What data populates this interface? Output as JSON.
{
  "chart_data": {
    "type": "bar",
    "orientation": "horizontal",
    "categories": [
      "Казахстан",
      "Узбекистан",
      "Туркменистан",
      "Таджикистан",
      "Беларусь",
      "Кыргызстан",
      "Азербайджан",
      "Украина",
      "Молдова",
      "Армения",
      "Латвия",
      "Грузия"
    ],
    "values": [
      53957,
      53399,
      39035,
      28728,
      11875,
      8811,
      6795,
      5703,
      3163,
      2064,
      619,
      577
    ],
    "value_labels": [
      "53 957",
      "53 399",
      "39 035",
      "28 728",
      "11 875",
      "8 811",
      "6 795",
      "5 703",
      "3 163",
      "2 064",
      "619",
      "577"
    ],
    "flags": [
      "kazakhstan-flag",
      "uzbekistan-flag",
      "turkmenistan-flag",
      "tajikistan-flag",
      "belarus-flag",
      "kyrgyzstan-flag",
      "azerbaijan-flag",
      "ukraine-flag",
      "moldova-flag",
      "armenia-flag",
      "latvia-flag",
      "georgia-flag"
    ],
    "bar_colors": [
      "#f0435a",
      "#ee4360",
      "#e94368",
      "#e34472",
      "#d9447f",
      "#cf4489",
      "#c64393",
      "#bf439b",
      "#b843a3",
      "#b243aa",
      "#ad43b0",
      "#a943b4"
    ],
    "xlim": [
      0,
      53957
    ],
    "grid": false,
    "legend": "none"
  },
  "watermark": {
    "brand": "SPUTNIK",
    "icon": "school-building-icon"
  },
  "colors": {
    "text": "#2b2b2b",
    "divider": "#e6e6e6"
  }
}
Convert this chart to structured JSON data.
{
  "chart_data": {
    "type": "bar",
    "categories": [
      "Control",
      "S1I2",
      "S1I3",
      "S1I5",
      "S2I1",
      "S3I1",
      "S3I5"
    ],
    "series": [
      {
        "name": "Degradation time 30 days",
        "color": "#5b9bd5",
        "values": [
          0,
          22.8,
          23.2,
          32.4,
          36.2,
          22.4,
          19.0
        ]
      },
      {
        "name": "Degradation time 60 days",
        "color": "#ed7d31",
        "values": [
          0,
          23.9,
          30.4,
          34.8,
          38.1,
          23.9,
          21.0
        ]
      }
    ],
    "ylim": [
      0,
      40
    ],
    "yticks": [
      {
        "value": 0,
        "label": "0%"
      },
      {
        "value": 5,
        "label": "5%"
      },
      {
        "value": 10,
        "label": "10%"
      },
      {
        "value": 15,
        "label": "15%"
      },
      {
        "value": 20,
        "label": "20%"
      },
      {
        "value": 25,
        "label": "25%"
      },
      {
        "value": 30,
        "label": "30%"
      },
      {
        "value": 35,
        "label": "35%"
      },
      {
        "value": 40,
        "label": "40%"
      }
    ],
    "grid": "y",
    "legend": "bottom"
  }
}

## TASK OBJECTIVE
Pick out every line with the string "days" and copy it.

## SOLUTION TO THIS PROBLEM
        "name": "Degradation time 30 days",
        "name": "Degradation time 60 days",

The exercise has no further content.